What you have to do:
State how many lines of the records contain the string "triangle", and give no other information.

--- start Data entries ---

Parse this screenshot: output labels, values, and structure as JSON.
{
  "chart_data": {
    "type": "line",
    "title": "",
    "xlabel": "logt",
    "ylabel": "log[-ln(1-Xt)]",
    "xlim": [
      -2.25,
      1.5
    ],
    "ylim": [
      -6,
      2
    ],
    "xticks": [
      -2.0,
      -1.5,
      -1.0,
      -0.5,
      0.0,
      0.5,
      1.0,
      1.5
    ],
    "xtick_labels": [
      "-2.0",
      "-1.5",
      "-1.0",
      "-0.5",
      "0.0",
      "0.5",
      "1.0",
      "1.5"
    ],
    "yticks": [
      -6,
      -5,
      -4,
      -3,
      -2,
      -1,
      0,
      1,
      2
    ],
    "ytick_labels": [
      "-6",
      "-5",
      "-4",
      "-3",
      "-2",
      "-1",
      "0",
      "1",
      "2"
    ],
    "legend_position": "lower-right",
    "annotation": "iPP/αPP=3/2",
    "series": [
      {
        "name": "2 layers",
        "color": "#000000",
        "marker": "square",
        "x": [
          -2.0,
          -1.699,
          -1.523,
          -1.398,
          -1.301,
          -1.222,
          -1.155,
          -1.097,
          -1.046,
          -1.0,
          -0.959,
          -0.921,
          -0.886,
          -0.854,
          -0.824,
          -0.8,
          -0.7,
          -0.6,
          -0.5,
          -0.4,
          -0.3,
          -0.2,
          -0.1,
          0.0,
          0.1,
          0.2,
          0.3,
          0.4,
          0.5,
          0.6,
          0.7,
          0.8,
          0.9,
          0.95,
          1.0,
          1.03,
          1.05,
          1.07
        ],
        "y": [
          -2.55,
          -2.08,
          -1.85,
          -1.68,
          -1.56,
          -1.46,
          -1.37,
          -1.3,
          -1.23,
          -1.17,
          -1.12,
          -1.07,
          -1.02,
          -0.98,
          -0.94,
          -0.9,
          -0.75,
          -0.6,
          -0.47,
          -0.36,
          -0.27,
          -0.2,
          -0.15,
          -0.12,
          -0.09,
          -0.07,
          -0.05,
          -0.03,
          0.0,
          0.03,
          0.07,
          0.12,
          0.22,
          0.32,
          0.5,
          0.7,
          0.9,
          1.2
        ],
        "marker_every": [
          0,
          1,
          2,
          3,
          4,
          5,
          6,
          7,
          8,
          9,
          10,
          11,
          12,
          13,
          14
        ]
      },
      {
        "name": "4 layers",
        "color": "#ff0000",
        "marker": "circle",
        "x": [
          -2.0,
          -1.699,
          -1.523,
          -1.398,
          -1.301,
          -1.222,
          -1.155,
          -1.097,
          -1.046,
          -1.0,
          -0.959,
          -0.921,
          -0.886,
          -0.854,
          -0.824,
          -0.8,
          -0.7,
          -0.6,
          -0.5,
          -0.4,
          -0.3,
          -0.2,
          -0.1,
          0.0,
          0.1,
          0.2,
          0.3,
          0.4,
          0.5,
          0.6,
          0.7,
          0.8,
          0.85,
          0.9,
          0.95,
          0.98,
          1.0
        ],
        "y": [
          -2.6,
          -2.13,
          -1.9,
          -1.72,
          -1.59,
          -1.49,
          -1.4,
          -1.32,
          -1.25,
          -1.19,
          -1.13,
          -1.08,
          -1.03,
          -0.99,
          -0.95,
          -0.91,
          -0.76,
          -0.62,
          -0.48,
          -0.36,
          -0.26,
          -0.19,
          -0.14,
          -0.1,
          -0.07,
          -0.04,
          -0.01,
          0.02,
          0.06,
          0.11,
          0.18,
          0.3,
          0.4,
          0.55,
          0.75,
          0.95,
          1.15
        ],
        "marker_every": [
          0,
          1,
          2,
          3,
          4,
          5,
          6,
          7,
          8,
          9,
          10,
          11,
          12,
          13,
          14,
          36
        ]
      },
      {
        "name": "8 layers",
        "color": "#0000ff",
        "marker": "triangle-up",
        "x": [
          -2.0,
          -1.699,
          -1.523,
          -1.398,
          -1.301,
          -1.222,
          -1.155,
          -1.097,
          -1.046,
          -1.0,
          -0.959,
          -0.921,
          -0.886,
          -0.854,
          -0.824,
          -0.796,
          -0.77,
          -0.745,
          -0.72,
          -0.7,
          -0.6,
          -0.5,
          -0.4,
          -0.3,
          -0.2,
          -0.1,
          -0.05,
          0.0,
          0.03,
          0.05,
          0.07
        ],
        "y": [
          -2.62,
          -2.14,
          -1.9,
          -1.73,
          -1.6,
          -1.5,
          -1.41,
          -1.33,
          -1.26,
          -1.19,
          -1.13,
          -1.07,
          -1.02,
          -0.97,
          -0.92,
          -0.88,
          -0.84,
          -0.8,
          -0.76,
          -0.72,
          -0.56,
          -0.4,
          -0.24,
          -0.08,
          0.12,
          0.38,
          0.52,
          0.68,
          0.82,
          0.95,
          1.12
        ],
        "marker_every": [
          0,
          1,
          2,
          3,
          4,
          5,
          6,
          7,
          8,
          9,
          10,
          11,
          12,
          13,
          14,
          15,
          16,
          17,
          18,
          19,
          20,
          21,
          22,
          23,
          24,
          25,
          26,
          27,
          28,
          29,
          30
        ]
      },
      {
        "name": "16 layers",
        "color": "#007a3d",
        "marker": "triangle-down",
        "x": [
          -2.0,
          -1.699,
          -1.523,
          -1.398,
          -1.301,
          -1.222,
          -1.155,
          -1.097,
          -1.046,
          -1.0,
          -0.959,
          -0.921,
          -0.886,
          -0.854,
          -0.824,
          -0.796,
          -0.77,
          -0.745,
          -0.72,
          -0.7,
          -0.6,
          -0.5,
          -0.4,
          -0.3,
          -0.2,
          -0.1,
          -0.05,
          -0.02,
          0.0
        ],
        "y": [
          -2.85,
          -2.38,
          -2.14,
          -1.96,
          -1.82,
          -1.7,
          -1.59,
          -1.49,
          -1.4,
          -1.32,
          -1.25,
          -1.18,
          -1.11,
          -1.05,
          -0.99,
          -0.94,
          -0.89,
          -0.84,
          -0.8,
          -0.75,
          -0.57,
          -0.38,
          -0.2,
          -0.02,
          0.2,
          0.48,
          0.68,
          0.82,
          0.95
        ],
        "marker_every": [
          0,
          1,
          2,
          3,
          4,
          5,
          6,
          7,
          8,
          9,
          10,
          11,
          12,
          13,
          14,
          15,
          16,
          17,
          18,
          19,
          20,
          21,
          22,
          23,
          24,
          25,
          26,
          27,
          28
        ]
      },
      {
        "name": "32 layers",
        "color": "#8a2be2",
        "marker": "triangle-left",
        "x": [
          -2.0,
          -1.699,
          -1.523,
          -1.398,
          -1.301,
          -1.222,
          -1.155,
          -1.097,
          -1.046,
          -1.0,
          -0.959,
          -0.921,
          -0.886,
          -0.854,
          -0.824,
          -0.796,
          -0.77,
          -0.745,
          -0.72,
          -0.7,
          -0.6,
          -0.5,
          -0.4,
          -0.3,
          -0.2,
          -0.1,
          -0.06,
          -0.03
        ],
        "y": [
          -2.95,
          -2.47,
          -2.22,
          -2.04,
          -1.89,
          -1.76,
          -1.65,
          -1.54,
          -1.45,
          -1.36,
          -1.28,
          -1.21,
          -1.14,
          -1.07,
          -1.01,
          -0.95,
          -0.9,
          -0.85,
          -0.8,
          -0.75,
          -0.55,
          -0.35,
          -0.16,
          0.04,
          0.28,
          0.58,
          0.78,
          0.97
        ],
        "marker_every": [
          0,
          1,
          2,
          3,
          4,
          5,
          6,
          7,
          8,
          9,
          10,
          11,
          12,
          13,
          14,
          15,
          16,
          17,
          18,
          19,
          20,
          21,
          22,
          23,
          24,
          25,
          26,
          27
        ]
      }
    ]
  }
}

--- end Data entries ---

Output:
3